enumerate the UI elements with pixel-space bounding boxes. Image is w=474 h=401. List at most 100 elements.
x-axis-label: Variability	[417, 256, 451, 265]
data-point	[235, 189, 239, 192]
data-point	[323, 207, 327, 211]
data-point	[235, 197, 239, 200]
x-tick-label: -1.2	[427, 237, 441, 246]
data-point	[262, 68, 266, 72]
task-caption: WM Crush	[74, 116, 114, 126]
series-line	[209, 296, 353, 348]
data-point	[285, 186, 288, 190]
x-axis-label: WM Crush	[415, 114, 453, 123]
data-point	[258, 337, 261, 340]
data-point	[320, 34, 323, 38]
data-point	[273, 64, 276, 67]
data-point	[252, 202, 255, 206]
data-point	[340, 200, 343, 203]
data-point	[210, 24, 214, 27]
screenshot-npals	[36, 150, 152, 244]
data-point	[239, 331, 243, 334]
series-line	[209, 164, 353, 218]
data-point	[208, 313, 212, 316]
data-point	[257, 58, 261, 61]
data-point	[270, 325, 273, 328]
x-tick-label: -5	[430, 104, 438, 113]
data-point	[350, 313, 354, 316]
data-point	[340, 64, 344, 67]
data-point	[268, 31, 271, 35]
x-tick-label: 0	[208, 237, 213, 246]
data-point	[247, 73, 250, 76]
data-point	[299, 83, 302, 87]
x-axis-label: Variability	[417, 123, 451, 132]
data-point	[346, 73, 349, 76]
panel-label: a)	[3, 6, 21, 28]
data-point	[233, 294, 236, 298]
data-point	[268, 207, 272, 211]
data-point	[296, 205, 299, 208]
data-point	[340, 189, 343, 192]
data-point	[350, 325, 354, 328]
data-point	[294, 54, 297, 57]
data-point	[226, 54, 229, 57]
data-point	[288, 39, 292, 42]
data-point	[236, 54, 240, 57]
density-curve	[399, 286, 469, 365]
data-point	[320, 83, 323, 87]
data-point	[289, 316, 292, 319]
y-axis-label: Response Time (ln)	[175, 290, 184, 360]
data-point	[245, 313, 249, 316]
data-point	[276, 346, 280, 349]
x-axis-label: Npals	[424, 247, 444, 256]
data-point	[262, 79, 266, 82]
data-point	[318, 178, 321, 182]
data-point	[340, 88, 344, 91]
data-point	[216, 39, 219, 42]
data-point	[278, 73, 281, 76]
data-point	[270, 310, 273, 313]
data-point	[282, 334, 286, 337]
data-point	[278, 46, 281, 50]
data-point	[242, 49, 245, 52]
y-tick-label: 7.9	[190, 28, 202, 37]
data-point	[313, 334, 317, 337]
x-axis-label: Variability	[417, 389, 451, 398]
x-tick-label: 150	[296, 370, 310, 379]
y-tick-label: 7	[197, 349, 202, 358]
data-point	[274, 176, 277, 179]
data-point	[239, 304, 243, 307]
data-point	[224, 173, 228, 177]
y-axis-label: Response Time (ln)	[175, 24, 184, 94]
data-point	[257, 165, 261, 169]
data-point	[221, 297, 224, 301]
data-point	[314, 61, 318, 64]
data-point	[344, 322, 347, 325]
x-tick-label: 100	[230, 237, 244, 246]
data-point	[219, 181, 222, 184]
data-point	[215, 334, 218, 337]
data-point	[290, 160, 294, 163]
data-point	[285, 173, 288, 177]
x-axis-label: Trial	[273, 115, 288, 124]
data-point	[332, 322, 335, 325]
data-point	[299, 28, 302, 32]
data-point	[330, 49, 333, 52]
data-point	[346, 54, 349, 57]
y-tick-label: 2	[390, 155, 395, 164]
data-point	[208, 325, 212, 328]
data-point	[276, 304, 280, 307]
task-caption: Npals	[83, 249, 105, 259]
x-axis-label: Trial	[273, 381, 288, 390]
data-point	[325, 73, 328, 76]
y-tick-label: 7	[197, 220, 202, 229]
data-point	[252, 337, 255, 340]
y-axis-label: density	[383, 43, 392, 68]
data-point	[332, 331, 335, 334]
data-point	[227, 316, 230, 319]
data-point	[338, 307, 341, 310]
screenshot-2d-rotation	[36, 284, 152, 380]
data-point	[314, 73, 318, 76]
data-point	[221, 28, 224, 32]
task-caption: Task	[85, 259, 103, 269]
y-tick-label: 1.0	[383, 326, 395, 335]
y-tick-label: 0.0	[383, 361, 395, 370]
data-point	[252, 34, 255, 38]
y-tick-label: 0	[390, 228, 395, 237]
:::::
SET EXERCISE: Please reproduce the data word for word, from its first line up to and including the line with "316, 292, 319]".

OUTPUT FOR THIS EXERCISE:
enumerate the UI elements with pixel-space bounding boxes. Image is w=474 h=401. List at most 100 elements.
x-axis-label: Variability	[417, 256, 451, 265]
data-point	[235, 189, 239, 192]
data-point	[323, 207, 327, 211]
data-point	[235, 197, 239, 200]
x-tick-label: -1.2	[427, 237, 441, 246]
data-point	[262, 68, 266, 72]
task-caption: WM Crush	[74, 116, 114, 126]
series-line	[209, 296, 353, 348]
data-point	[285, 186, 288, 190]
x-axis-label: WM Crush	[415, 114, 453, 123]
data-point	[258, 337, 261, 340]
data-point	[320, 34, 323, 38]
data-point	[273, 64, 276, 67]
data-point	[252, 202, 255, 206]
data-point	[340, 200, 343, 203]
data-point	[210, 24, 214, 27]
screenshot-npals	[36, 150, 152, 244]
data-point	[239, 331, 243, 334]
series-line	[209, 164, 353, 218]
data-point	[208, 313, 212, 316]
data-point	[257, 58, 261, 61]
data-point	[270, 325, 273, 328]
x-tick-label: -5	[430, 104, 438, 113]
data-point	[350, 313, 354, 316]
data-point	[340, 64, 344, 67]
data-point	[268, 31, 271, 35]
x-tick-label: 0	[208, 237, 213, 246]
data-point	[247, 73, 250, 76]
data-point	[299, 83, 302, 87]
x-axis-label: Variability	[417, 123, 451, 132]
data-point	[346, 73, 349, 76]
panel-label: a)	[3, 6, 21, 28]
data-point	[233, 294, 236, 298]
data-point	[268, 207, 272, 211]
data-point	[296, 205, 299, 208]
data-point	[340, 189, 343, 192]
data-point	[350, 325, 354, 328]
data-point	[294, 54, 297, 57]
data-point	[226, 54, 229, 57]
data-point	[288, 39, 292, 42]
data-point	[236, 54, 240, 57]
density-curve	[399, 286, 469, 365]
data-point	[320, 83, 323, 87]
data-point	[289, 316, 292, 319]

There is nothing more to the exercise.